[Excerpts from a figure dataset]

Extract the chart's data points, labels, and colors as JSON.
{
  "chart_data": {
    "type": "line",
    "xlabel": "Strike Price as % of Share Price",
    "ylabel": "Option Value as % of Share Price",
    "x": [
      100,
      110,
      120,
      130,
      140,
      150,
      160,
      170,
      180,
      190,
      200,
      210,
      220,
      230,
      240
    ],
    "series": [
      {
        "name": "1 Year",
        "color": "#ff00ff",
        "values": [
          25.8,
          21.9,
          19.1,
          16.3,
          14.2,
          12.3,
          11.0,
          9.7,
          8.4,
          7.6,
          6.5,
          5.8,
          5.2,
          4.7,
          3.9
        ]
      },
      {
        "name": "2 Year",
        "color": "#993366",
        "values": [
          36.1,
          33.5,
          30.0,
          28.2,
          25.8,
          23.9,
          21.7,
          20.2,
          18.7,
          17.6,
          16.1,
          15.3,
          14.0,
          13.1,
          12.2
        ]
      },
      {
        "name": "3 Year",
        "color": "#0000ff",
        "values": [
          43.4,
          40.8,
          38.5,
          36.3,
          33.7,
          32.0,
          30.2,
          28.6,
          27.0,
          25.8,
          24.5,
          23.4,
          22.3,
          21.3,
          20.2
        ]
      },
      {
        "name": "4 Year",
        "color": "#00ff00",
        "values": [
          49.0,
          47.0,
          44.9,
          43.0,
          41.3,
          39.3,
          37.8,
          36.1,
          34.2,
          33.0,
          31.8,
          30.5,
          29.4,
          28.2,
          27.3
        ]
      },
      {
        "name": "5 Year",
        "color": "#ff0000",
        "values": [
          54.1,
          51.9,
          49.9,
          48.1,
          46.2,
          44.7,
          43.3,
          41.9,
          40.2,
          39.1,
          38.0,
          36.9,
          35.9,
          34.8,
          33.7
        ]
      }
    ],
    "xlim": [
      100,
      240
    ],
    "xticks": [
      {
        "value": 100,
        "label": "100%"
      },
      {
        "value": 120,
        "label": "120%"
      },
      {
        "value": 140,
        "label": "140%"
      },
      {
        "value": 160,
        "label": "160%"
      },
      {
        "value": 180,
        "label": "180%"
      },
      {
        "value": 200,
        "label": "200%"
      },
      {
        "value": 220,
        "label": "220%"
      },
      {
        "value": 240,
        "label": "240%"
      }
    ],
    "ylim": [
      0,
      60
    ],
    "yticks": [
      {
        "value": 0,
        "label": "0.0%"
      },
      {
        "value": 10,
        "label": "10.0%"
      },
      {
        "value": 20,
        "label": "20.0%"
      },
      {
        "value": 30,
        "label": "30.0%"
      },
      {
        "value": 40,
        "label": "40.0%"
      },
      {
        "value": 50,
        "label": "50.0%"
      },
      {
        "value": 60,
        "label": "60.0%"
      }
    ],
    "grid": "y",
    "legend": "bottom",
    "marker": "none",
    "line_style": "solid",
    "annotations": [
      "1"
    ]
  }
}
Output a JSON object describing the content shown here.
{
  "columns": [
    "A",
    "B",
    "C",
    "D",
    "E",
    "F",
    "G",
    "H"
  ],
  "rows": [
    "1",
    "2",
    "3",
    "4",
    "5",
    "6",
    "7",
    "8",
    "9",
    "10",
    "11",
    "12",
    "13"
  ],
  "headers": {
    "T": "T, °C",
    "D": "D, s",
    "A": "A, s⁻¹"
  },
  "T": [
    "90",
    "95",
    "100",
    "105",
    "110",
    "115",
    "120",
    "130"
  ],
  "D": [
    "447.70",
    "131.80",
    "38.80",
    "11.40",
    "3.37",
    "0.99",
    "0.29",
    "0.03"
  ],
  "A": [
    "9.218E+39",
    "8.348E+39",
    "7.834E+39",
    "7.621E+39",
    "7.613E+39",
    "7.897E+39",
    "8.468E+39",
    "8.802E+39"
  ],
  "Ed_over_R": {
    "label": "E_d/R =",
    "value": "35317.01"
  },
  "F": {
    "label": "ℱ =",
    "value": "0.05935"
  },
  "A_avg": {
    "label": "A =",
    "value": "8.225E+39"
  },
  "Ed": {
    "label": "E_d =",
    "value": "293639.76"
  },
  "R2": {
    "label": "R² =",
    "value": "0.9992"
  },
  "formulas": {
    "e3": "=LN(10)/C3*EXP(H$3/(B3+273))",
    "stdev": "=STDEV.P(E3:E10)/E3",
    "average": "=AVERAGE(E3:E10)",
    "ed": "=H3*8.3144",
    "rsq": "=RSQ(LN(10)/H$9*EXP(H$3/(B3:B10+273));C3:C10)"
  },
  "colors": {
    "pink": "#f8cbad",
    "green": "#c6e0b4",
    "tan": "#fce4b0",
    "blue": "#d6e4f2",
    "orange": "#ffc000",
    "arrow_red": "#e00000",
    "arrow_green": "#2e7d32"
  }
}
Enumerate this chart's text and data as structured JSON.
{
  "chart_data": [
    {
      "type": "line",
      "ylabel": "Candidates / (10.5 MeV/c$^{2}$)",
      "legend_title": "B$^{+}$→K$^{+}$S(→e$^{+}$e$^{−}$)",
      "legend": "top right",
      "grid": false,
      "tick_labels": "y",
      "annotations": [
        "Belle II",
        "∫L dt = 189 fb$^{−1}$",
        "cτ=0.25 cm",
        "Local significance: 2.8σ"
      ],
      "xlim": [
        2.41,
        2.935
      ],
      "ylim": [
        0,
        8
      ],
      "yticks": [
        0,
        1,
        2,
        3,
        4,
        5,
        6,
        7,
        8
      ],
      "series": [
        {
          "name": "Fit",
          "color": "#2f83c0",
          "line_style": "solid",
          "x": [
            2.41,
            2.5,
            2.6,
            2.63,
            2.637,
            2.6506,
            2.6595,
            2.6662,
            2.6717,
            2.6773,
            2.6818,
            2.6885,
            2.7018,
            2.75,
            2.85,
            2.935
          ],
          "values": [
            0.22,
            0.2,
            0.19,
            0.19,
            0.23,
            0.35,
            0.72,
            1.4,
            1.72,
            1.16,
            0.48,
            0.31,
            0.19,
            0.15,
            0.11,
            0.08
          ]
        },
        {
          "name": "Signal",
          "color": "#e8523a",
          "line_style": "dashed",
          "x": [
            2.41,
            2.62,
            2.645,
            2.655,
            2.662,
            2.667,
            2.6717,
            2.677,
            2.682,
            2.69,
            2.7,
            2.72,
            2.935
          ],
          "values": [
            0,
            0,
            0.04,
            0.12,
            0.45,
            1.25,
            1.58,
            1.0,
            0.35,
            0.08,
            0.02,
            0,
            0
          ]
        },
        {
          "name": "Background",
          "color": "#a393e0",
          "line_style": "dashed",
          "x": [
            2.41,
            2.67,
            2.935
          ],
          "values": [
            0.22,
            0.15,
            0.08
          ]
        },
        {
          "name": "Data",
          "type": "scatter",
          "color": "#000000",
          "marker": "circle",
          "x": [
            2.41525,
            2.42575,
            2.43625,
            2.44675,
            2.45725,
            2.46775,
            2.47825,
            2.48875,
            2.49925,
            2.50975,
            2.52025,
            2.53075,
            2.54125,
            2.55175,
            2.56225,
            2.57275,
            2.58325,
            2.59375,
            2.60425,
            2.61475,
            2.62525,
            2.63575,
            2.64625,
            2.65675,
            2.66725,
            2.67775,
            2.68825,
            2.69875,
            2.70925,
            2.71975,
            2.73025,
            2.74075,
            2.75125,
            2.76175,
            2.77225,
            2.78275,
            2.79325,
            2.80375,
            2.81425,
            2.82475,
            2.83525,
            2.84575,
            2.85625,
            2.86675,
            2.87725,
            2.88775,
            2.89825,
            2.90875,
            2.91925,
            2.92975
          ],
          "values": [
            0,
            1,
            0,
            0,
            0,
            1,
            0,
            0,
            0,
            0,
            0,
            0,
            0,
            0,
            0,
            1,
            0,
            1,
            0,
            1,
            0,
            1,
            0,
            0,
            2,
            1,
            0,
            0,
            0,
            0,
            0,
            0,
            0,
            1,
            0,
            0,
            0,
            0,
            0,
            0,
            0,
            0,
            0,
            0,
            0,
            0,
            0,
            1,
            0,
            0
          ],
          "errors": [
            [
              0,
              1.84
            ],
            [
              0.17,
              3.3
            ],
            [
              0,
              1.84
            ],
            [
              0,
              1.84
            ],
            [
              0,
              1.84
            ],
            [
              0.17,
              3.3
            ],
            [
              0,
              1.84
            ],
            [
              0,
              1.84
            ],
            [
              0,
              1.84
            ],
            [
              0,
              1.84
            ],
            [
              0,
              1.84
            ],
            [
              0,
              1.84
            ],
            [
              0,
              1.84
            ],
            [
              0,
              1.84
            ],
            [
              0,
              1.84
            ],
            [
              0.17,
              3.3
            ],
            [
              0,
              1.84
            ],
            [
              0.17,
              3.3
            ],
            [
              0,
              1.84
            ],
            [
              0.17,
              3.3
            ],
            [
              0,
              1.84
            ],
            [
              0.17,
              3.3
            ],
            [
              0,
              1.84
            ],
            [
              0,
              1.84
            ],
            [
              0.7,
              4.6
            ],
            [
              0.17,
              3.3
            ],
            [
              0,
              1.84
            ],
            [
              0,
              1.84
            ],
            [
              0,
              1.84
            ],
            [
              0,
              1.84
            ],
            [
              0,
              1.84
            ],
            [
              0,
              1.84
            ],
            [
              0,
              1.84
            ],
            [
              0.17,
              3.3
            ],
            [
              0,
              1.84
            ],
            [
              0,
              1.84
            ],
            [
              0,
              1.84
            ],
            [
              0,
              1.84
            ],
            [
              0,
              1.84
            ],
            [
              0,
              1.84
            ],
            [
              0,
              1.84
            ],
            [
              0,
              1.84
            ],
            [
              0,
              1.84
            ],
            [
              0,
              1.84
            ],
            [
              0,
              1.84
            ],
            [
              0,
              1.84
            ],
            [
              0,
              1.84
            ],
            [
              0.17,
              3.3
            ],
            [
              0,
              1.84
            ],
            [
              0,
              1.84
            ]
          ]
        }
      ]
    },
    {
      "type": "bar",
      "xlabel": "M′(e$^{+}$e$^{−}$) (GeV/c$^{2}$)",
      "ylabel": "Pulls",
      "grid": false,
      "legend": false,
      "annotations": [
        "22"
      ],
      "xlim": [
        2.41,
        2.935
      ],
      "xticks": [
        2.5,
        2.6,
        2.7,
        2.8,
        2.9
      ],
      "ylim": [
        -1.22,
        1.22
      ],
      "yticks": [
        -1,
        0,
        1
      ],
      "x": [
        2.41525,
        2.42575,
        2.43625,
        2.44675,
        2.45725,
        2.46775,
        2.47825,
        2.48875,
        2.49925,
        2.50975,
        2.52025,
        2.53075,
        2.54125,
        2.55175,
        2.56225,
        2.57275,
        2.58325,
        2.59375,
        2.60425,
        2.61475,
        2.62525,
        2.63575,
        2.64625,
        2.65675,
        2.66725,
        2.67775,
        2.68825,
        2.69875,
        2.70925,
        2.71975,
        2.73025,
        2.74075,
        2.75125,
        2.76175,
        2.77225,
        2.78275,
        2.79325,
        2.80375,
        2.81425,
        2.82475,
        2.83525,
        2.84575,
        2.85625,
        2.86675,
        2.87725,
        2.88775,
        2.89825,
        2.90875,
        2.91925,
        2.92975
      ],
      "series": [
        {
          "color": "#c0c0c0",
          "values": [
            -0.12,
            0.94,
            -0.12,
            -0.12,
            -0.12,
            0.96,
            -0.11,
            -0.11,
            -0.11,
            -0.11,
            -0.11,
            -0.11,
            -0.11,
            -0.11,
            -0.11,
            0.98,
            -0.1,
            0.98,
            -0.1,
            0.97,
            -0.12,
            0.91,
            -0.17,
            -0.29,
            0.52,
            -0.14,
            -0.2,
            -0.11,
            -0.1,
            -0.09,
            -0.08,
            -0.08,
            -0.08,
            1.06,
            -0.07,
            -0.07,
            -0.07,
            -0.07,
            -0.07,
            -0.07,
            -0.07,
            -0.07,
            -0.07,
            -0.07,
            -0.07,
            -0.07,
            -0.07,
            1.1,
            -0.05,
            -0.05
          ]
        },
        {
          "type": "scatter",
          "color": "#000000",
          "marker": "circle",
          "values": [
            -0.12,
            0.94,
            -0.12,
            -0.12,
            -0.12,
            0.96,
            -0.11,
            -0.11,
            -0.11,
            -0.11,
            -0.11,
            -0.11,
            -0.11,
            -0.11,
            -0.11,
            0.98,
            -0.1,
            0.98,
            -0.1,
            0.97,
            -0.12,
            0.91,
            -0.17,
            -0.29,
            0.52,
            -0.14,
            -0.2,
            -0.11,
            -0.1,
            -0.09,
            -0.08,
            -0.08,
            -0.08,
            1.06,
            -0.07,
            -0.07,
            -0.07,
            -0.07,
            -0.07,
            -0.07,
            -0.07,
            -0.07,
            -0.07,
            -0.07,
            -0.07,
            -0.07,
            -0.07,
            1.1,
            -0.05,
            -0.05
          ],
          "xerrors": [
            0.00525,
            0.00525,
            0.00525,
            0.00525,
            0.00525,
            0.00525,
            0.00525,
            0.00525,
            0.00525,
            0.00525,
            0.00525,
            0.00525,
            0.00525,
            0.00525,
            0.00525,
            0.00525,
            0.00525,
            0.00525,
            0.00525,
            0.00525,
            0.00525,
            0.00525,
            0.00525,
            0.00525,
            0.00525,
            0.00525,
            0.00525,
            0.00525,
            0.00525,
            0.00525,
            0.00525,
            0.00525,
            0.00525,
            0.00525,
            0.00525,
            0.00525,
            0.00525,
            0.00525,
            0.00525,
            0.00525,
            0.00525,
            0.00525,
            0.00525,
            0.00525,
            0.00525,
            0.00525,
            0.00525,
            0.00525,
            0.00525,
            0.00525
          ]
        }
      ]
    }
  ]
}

• Exercise goal
Among the records above, find each line holding the string "name" and pull it out.

• Reply to the exercise
        "name": "1 Year",
        "name": "2 Year",
        "name": "3 Year",
        "name": "4 Year",
        "name": "5 Year",
          "name": "Fit",
          "name": "Signal",
          "name": "Background",
          "name": "Data",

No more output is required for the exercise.